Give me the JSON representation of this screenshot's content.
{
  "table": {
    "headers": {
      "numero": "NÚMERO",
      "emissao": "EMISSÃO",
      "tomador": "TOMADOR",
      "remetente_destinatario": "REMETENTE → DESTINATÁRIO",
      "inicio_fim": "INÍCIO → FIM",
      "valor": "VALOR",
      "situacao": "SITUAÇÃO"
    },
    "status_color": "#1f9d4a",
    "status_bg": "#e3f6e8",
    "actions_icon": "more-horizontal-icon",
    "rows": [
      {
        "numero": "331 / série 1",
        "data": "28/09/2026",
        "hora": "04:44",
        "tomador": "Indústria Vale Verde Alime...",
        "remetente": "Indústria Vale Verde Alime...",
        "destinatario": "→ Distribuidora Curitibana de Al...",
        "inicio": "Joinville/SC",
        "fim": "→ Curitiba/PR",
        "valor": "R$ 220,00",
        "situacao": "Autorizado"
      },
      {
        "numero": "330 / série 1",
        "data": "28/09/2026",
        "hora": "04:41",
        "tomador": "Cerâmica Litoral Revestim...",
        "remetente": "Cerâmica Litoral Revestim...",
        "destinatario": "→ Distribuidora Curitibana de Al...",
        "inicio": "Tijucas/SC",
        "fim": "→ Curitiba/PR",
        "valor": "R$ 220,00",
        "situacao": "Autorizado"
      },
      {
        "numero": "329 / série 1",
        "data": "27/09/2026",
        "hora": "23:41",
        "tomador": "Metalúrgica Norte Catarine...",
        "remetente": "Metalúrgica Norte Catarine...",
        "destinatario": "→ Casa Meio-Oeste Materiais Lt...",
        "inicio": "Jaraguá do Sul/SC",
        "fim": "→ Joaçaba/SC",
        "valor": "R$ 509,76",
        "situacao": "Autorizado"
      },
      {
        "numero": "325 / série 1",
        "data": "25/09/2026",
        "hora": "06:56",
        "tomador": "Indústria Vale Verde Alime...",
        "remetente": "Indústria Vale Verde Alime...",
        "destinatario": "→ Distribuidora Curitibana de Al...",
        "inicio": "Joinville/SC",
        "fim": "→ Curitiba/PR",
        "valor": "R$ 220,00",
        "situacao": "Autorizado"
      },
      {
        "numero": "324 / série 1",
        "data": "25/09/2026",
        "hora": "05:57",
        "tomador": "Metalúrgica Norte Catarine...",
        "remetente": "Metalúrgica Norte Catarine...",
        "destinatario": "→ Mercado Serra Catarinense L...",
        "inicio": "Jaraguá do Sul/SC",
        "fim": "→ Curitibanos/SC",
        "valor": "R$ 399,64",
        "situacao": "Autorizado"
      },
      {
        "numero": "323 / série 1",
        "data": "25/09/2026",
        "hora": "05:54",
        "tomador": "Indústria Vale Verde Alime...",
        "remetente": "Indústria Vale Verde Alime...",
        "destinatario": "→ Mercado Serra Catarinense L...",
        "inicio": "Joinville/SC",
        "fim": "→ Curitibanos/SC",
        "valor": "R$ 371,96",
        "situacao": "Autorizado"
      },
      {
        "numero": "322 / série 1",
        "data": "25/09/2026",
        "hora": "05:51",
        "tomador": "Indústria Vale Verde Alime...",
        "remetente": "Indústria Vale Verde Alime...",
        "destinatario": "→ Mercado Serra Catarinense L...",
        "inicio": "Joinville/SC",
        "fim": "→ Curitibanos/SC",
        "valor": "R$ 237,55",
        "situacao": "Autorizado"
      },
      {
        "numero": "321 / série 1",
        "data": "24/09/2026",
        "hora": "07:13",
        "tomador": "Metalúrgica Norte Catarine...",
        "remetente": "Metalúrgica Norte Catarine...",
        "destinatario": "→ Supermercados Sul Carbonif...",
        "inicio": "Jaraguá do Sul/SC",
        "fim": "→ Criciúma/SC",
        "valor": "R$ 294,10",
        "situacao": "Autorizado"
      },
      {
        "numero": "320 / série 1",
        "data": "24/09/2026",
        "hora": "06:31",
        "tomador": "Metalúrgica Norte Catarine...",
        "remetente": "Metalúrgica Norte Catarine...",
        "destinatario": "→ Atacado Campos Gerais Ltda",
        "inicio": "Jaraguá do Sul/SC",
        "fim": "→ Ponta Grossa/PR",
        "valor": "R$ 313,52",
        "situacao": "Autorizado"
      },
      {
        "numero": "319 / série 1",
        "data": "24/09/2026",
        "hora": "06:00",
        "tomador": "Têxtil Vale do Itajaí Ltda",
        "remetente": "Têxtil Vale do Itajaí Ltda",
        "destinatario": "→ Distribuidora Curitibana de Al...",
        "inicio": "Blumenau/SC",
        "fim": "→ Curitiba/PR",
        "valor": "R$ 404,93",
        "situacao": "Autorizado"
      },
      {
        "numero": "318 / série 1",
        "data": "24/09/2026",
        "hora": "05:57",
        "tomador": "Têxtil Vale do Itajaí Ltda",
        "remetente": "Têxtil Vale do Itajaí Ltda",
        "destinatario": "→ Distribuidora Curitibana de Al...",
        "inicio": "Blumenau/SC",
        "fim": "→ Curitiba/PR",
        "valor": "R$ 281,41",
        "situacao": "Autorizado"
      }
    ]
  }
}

Direction - Your task is to transcribe the listing above in full, exactly as given.

Correct output -
Give me the JSON representation of this screenshot's content.
{
  "table": {
    "headers": {
      "numero": "NÚMERO",
      "emissao": "EMISSÃO",
      "tomador": "TOMADOR",
      "remetente_destinatario": "REMETENTE → DESTINATÁRIO",
      "inicio_fim": "INÍCIO → FIM",
      "valor": "VALOR",
      "situacao": "SITUAÇÃO"
    },
    "status_color": "#1f9d4a",
    "status_bg": "#e3f6e8",
    "actions_icon": "more-horizontal-icon",
    "rows": [
      {
        "numero": "331 / série 1",
        "data": "28/09/2026",
        "hora": "04:44",
        "tomador": "Indústria Vale Verde Alime...",
        "remetente": "Indústria Vale Verde Alime...",
        "destinatario": "→ Distribuidora Curitibana de Al...",
        "inicio": "Joinville/SC",
        "fim": "→ Curitiba/PR",
        "valor": "R$ 220,00",
        "situacao": "Autorizado"
      },
      {
        "numero": "330 / série 1",
        "data": "28/09/2026",
        "hora": "04:41",
        "tomador": "Cerâmica Litoral Revestim...",
        "remetente": "Cerâmica Litoral Revestim...",
        "destinatario": "→ Distribuidora Curitibana de Al...",
        "inicio": "Tijucas/SC",
        "fim": "→ Curitiba/PR",
        "valor": "R$ 220,00",
        "situacao": "Autorizado"
      },
      {
        "numero": "329 / série 1",
        "data": "27/09/2026",
        "hora": "23:41",
        "tomador": "Metalúrgica Norte Catarine...",
        "remetente": "Metalúrgica Norte Catarine...",
        "destinatario": "→ Casa Meio-Oeste Materiais Lt...",
        "inicio": "Jaraguá do Sul/SC",
        "fim": "→ Joaçaba/SC",
        "valor": "R$ 509,76",
        "situacao": "Autorizado"
      },
      {
        "numero": "325 / série 1",
        "data": "25/09/2026",
        "hora": "06:56",
        "tomador": "Indústria Vale Verde Alime...",
        "remetente": "Indústria Vale Verde Alime...",
        "destinatario": "→ Distribuidora Curitibana de Al...",
        "inicio": "Joinville/SC",
        "fim": "→ Curitiba/PR",
        "valor": "R$ 220,00",
        "situacao": "Autorizado"
      },
      {
        "numero": "324 / série 1",
        "data": "25/09/2026",
        "hora": "05:57",
        "tomador": "Metalúrgica Norte Catarine...",
        "remetente": "Metalúrgica Norte Catarine...",
        "destinatario": "→ Mercado Serra Catarinense L...",
        "inicio": "Jaraguá do Sul/SC",
        "fim": "→ Curitibanos/SC",
        "valor": "R$ 399,64",
        "situacao": "Autorizado"
      },
      {
        "numero": "323 / série 1",
        "data": "25/09/2026",
        "hora": "05:54",
        "tomador": "Indústria Vale Verde Alime...",
        "remetente": "Indústria Vale Verde Alime...",
        "destinatario": "→ Mercado Serra Catarinense L...",
        "inicio": "Joinville/SC",
        "fim": "→ Curitibanos/SC",
        "valor": "R$ 371,96",
        "situacao": "Autorizado"
      },
      {
        "numero": "322 / série 1",
        "data": "25/09/2026",
        "hora": "05:51",
        "tomador": "Indústria Vale Verde Alime...",
        "remetente": "Indústria Vale Verde Alime...",
        "destinatario": "→ Mercado Serra Catarinense L...",
        "inicio": "Joinville/SC",
        "fim": "→ Curitibanos/SC",
        "valor": "R$ 237,55",
        "situacao": "Autorizado"
      },
      {
        "numero": "321 / série 1",
        "data": "24/09/2026",
        "hora": "07:13",
        "tomador": "Metalúrgica Norte Catarine...",
        "remetente": "Metalúrgica Norte Catarine...",
        "destinatario": "→ Supermercados Sul Carbonif...",
        "inicio": "Jaraguá do Sul/SC",
        "fim": "→ Criciúma/SC",
        "valor": "R$ 294,10",
        "situacao": "Autorizado"
      },
      {
        "numero": "320 / série 1",
        "data": "24/09/2026",
        "hora": "06:31",
        "tomador": "Metalúrgica Norte Catarine...",
        "remetente": "Metalúrgica Norte Catarine...",
        "destinatario": "→ Atacado Campos Gerais Ltda",
        "inicio": "Jaraguá do Sul/SC",
        "fim": "→ Ponta Grossa/PR",
        "valor": "R$ 313,52",
        "situacao": "Autorizado"
      },
      {
        "numero": "319 / série 1",
        "data": "24/09/2026",
        "hora": "06:00",
        "tomador": "Têxtil Vale do Itajaí Ltda",
        "remetente": "Têxtil Vale do Itajaí Ltda",
        "destinatario": "→ Distribuidora Curitibana de Al...",
        "inicio": "Blumenau/SC",
        "fim": "→ Curitiba/PR",
        "valor": "R$ 404,93",
        "situacao": "Autorizado"
      },
      {
        "numero": "318 / série 1",
        "data": "24/09/2026",
        "hora": "05:57",
        "tomador": "Têxtil Vale do Itajaí Ltda",
        "remetente": "Têxtil Vale do Itajaí Ltda",
        "destinatario": "→ Distribuidora Curitibana de Al...",
        "inicio": "Blumenau/SC",
        "fim": "→ Curitiba/PR",
        "valor": "R$ 281,41",
        "situacao": "Autorizado"
      }
    ]
  }
}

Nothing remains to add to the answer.